** START OF Page **

The Interactive Resume can organize work history, positions, and projects within. Skills can be organized by duration of experience, and can be applied to projects.

Getting Started

Pulling to Local

To set up your own Interactive Resume, you can either fork your own copy of this repository, or check out this code locally and spin it up. The primary differences between the two options is how they're deployed (if you're deploying to Vercel).

Either way, you can always run the local utility npm run deploy:vercel to trigger a deployment to prod.

Installing Dependencies

  1. Ensure you have nvm installed: https://github.com/nvm-sh/nvm
  2. In the project root folder, run nvm use to run on the Node version defined in the .nvmrc file. If you don't already have that version installed, follow the steps to install with nvm.
  3. Run npm i to install dependencies.

Setting up Sanity to Host Content

  1. If you don't already have a free account, head over to https://www.sanity.io/ and sign up. Then, create a new project.
  2. Copy the .env.example file to .env.local and update the values. NEXT_PUBLIC_SANITY_DATASET can stay as "production" unless you plan on using different environment name.
  3. Run npm run deploy:graphql to ensure your Sanity project's GraphQL endpoint is set up. After this command is run successfully, you should find a GraphQL endpoint in your terminal in a format like: https://[SANITY_PROJECT_ID].api.sanity.io/v2023-08-01/graphql/[SANITY_DATASET]/default. Copy this value to SANITY_GRAPHQL_ENDPOINT in .env.local.
  4. If the date value in the URL differs from the value in NEXT_PUBLIC_SANITY_API_VERSION in .env.local, update the value in .env.local to match the date value from the URL (exclude the "v" prefix).
  5. Ensure you have localhost:3000 and your production/other domains listed in the CORS section of the Sanity API settings. If you're not allowing your domain to access, the GraphQL requests will be blocked.

Populate Data in Sanity

You can spin up locally with npm run dev, then visit http://localhost:3000/studio and sign in with your preferred credentials.

** END OF Page **

> _Stated goal 1_
From the first line of the listing through the line containing "x-axis: 0 200", write those lines again with "x-tick-label" swapped for "x-axis-label" each time it appears, leaving everything else unchanged.

** START OF Record excerpts **

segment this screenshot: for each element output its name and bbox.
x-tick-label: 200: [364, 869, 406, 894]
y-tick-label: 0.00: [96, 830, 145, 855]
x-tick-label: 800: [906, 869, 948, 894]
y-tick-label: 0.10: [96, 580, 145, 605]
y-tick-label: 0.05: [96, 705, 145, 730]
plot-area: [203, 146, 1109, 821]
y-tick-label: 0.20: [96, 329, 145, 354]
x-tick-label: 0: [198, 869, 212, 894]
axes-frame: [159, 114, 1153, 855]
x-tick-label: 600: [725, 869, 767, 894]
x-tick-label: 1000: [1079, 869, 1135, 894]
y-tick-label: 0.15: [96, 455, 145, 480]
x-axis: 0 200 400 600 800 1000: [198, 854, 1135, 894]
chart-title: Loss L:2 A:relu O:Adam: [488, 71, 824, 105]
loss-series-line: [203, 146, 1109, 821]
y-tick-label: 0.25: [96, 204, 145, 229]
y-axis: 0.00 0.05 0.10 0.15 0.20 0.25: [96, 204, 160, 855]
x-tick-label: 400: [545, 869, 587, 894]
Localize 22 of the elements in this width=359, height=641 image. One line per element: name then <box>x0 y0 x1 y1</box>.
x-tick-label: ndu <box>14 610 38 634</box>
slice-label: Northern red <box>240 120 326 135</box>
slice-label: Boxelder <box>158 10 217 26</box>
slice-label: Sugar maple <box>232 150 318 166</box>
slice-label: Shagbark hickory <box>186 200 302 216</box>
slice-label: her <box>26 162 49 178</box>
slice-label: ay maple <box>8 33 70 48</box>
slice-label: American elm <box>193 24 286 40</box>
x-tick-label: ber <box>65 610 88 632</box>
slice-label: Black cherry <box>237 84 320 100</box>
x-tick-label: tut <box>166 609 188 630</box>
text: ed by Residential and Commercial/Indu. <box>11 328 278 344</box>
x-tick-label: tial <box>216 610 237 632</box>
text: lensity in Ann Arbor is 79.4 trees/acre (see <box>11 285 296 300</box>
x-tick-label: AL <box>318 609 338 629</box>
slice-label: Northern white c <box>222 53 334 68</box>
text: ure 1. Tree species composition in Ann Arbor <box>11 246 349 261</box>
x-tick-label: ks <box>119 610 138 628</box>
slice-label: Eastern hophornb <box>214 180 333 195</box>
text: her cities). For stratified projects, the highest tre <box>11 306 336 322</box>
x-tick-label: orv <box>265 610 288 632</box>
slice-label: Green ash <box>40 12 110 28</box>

** END OF Record excerpts **

> _Stated goal 2_
In the Interactive Resume setup guide, after starting the project locally with npm run dev, which address should you visit to sign in?

> _Written solution 1_
segment this screenshot: for each element output its name and bbox.
x-axis-label: 200: [364, 869, 406, 894]
y-tick-label: 0.00: [96, 830, 145, 855]
x-axis-label: 800: [906, 869, 948, 894]
y-tick-label: 0.10: [96, 580, 145, 605]
y-tick-label: 0.05: [96, 705, 145, 730]
plot-area: [203, 146, 1109, 821]
y-tick-label: 0.20: [96, 329, 145, 354]
x-axis-label: 0: [198, 869, 212, 894]
axes-frame: [159, 114, 1153, 855]
x-axis-label: 600: [725, 869, 767, 894]
x-axis-label: 1000: [1079, 869, 1135, 894]
y-tick-label: 0.15: [96, 455, 145, 480]
x-axis: 0 200 400 600 800 1000: [198, 854, 1135, 894]

> _Written solution 2_
http://localhost:3000/studio